### Consegna 1:
Rispondi alle domande sul brano su san Francesco e gli animali:
(a) Dove vivevano le donne religiose a cui fu affidata la pecorella?
(b) Che cosa tesserono le sorelle con la lana della pecorella, e dove si trovava Francesco quando la ricevette?
(c) A chi Francesco affidò i due agnellini riscattati?
### Consegna 2:
Scrivi il seguito del brano su san Francesco e gli animali, partendo dal punto in cui si interrompe.

Il terzo elemento delle due narrazioni da mettere in evidenza è la loro conclusione, nella quale gli animali vennero consegnati alla cura di qualcuno: nel primo caso alle donne religiose che vivevano a Colpersito, un luogo accanto alla città di San Severino, e nel secondo allo stesso contadino. Partiamo da quanto narrato in questo secondo episodio. Le parole con cui Francesco affida allo stesso proprietario i due agnellini riscattati dalla loro sorte di morte, possono essere assunte come programma ecologista di cura amorosa per il creato: “Di mantenerli, nutrirli e custodirli con amore” (1Cel 79: FF 457). La conclusione dell’altra storia, quella della pecorella, pur essendo simile nell’affidamento finale, contiene qualcosa di ulteriore, relativamente ai frutti che sgorgano da quella consegna, accolta da qualcuno con amore e attenzione; infatti le sorelle, dopo aver ricevuto la pecorella come dono di Dio ne ebbero amorosa cura per lungo tempo, e poi con la sua lana tesserono una tonaca che mandarono al beato padre Francesco mentre teneva un capitolo alla Porziuncola. Il santo l’accolse con devozione e festosamente si stringeva la tonaca al cuore e la baciava, invitando tutti ad allietarsi con lui (1Cel 78: FF 458).

### Dati:
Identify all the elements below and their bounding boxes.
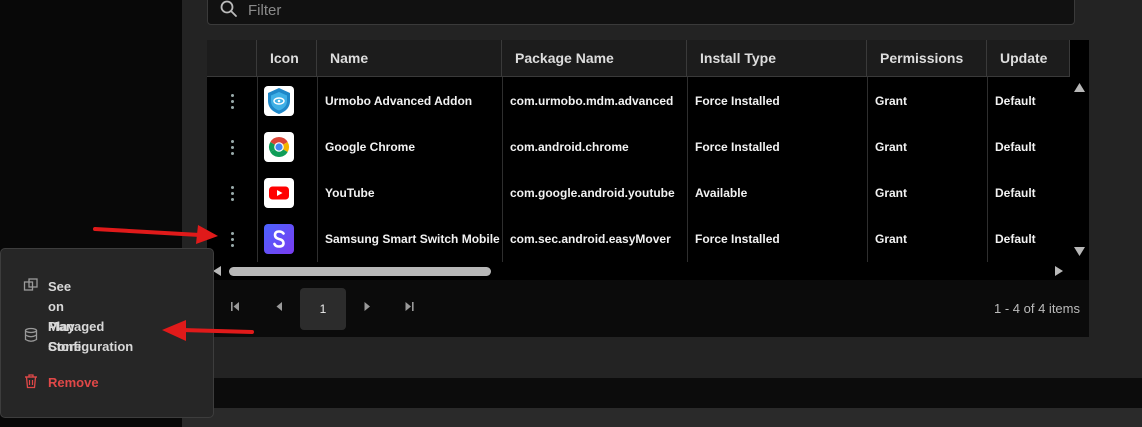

### Risultato finale 1:
(a) A Colpersito, un luogo accanto alla città di San Severino.
(b) Una tonaca; Francesco la ricevette mentre teneva un capitolo alla Porziuncola.
(c) Allo stesso contadino che ne era il proprietario.

### Risultato finale 2:
La cura del creato, in particolare delle parti più fragili e vulnerabili, non deve essere mossa solo da un principio di rispetto e di giustizia da riconoscere al mondo creato, ma anche da un’altra consapevolezza: l’ecologia avvantaggia sia la qualità della vita di tutti che la quantità del prodotto economico. E così una scelta ecologista, pur chiedendo un impegno a volte gravoso, ripaga in qualità e quantità. Per concludere questa breve lettura dei due episodi, mi sembra possibile porre in parallelo le loro dinamiche narrative con i tre momenti che caratterizzarono la storia del buon samaritano, quando dopo essersi fermato per compassione presso il malcapitato, si coinvolge in prima persona pagando per soccorrere il povero, fino ad affidarlo alle cure dell’altro. Il malcapitato che giaceva ai margini della strada potrebbe essere identificato con la creazione e in particolare con gli animali, bastonati e derubati dalla cupidigia dei nostri interessi economici: noi, come dei ladroni, stiamo rubando e consumando ogni risorsa della natura, lasciandola abbandonata e mezza morta. Non si può andare oltre senza accorgerci della sua grave condizione, perché in questo caso si parteciperebbe a quell’atto di violenza anche se non ne siamo i diretti colpevoli.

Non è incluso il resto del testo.